## Task requirements
In the records below, pick out all lines containing the word "Média".
====== Supplied data ======
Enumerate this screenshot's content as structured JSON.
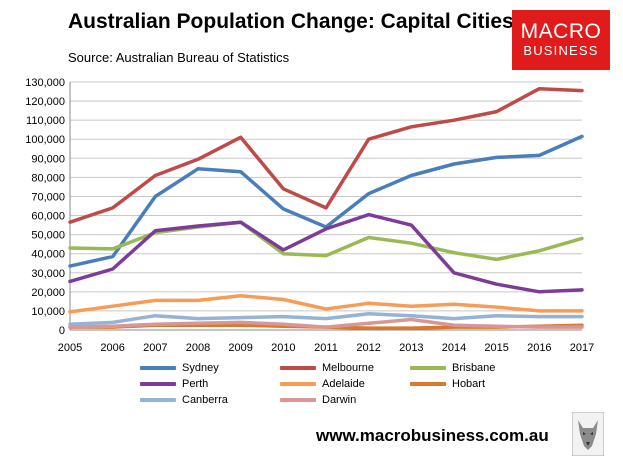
{
  "header": {
    "title": "Australian Population Change: Capital Cities",
    "source": "Source: Australian Bureau of Statistics"
  },
  "logo": {
    "line1": "MACRO",
    "line2": "BUSINESS",
    "color": "#e01b1b"
  },
  "footer": {
    "url": "www.macrobusiness.com.au"
  },
  "chart_data": {
    "type": "line",
    "title": "Australian Population Change: Capital Cities",
    "x": [
      "2005",
      "2006",
      "2007",
      "2008",
      "2009",
      "2010",
      "2011",
      "2012",
      "2013",
      "2014",
      "2015",
      "2016",
      "2017"
    ],
    "ylim": [
      0,
      130000
    ],
    "yticks": [
      0,
      10000,
      20000,
      30000,
      40000,
      50000,
      60000,
      70000,
      80000,
      90000,
      100000,
      110000,
      120000,
      130000
    ],
    "ytick_labels": [
      "0",
      "10,000",
      "20,000",
      "30,000",
      "40,000",
      "50,000",
      "60,000",
      "70,000",
      "80,000",
      "90,000",
      "100,000",
      "110,000",
      "120,000",
      "130,000"
    ],
    "grid": true,
    "legend_position": "bottom",
    "series": [
      {
        "name": "Sydney",
        "color": "#4a7ebb",
        "values": [
          33500,
          38500,
          70000,
          84500,
          83000,
          63500,
          54000,
          71500,
          81000,
          87000,
          90500,
          91500,
          101500
        ]
      },
      {
        "name": "Melbourne",
        "color": "#be4b48",
        "values": [
          56500,
          64000,
          81000,
          89500,
          101000,
          74000,
          64000,
          100000,
          106500,
          110000,
          114500,
          126500,
          125500
        ]
      },
      {
        "name": "Brisbane",
        "color": "#98b954",
        "values": [
          43000,
          42500,
          51000,
          54000,
          56500,
          40000,
          39000,
          48500,
          45500,
          40500,
          37000,
          41500,
          48000
        ]
      },
      {
        "name": "Perth",
        "color": "#7d3c98",
        "values": [
          25500,
          32000,
          52000,
          54500,
          56500,
          42000,
          53000,
          60500,
          55000,
          30000,
          24000,
          20000,
          21000
        ]
      },
      {
        "name": "Adelaide",
        "color": "#f59d56",
        "values": [
          9500,
          12500,
          15500,
          15500,
          18000,
          16000,
          11000,
          14000,
          12500,
          13500,
          12000,
          10000,
          10000
        ]
      },
      {
        "name": "Hobart",
        "color": "#d9792b",
        "values": [
          1500,
          1500,
          2500,
          2500,
          2500,
          2000,
          1500,
          1000,
          1000,
          1500,
          1500,
          2000,
          2500
        ]
      },
      {
        "name": "Canberra",
        "color": "#95b3d7",
        "values": [
          3000,
          4000,
          7500,
          6000,
          6500,
          7000,
          6000,
          8500,
          7500,
          6000,
          7500,
          7000,
          7000
        ]
      },
      {
        "name": "Darwin",
        "color": "#d99694",
        "values": [
          1500,
          2000,
          3000,
          3500,
          4000,
          3000,
          1500,
          3500,
          5500,
          2500,
          2000,
          1500,
          1500
        ]
      }
    ]
  }
}
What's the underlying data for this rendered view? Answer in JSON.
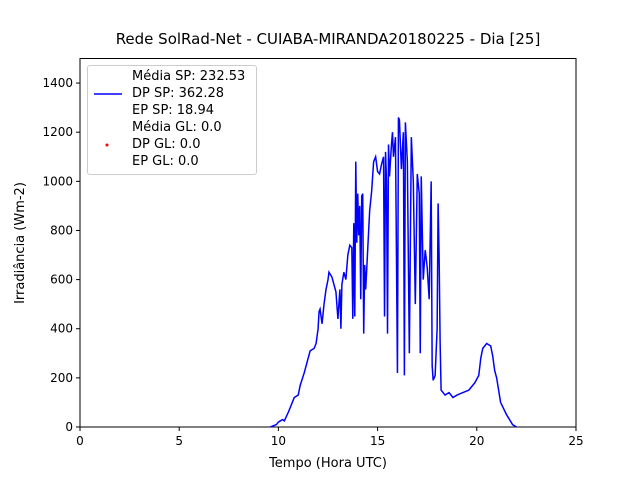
{
  "chart_data": {
    "type": "line",
    "title": "Rede SolRad-Net - CUIABA-MIRANDA20180225 - Dia [25]",
    "xlabel": "Tempo (Hora UTC)",
    "ylabel": "Irradiância (Wm-2)",
    "xlim": [
      0,
      25
    ],
    "xticks": [
      0,
      5,
      10,
      15,
      20,
      25
    ],
    "ylim": [
      0,
      1500
    ],
    "yticks": [
      0,
      200,
      400,
      600,
      800,
      1000,
      1200,
      1400
    ],
    "grid": false,
    "legend": "upper left",
    "series": [
      {
        "name": "Média SP: 232.53\nDP SP: 362.28\nEP SP: 18.94",
        "color": "#0000ff",
        "marker": "line",
        "x": [
          9.6,
          9.9,
          10.0,
          10.2,
          10.3,
          10.5,
          10.7,
          10.8,
          11.0,
          11.1,
          11.3,
          11.5,
          11.6,
          11.8,
          11.9,
          12.0,
          12.05,
          12.1,
          12.2,
          12.3,
          12.4,
          12.5,
          12.55,
          12.7,
          12.8,
          12.9,
          13.0,
          13.1,
          13.15,
          13.2,
          13.3,
          13.4,
          13.5,
          13.6,
          13.7,
          13.75,
          13.8,
          13.85,
          13.9,
          13.95,
          14.0,
          14.05,
          14.1,
          14.15,
          14.2,
          14.25,
          14.3,
          14.35,
          14.4,
          14.5,
          14.6,
          14.7,
          14.8,
          14.9,
          15.0,
          15.1,
          15.2,
          15.3,
          15.35,
          15.4,
          15.45,
          15.5,
          15.55,
          15.6,
          15.7,
          15.75,
          15.8,
          15.9,
          16.0,
          16.05,
          16.1,
          16.2,
          16.3,
          16.35,
          16.4,
          16.5,
          16.6,
          16.7,
          16.8,
          16.9,
          17.0,
          17.1,
          17.15,
          17.2,
          17.3,
          17.4,
          17.5,
          17.6,
          17.7,
          17.75,
          17.8,
          17.9,
          18.0,
          18.05,
          18.1,
          18.15,
          18.2,
          18.4,
          18.6,
          18.8,
          19.0,
          19.3,
          19.6,
          19.9,
          20.1,
          20.2,
          20.3,
          20.5,
          20.7,
          20.8,
          20.9,
          21.0,
          21.2,
          21.5,
          21.8,
          22.0
        ],
        "values": [
          0,
          10,
          20,
          30,
          25,
          60,
          100,
          120,
          130,
          170,
          220,
          280,
          310,
          320,
          340,
          400,
          470,
          480,
          420,
          500,
          560,
          600,
          630,
          610,
          580,
          550,
          440,
          560,
          400,
          580,
          630,
          600,
          700,
          740,
          730,
          440,
          830,
          450,
          1080,
          750,
          950,
          780,
          900,
          520,
          940,
          950,
          380,
          660,
          560,
          720,
          880,
          960,
          1080,
          1100,
          1040,
          1030,
          1070,
          1100,
          450,
          1120,
          1000,
          380,
          1150,
          1020,
          1150,
          1200,
          1100,
          1180,
          220,
          1260,
          1250,
          1050,
          1200,
          210,
          1240,
          1080,
          300,
          1180,
          1000,
          500,
          1030,
          950,
          300,
          1020,
          600,
          720,
          650,
          520,
          1000,
          250,
          190,
          210,
          400,
          910,
          700,
          350,
          150,
          130,
          140,
          120,
          130,
          140,
          150,
          180,
          210,
          280,
          320,
          340,
          330,
          290,
          230,
          200,
          100,
          50,
          10,
          0
        ]
      },
      {
        "name": "Média GL: 0.0\nDP GL: 0.0\nEP GL: 0.0",
        "color": "#ff0000",
        "marker": "dot",
        "x": [],
        "values": []
      }
    ]
  }
}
======
## Full solution
        "name": "Média SP: 232.53\nDP SP: 362.28\nEP SP: 18.94",
        "name": "Média GL: 0.0\nDP GL: 0.0\nEP GL: 0.0",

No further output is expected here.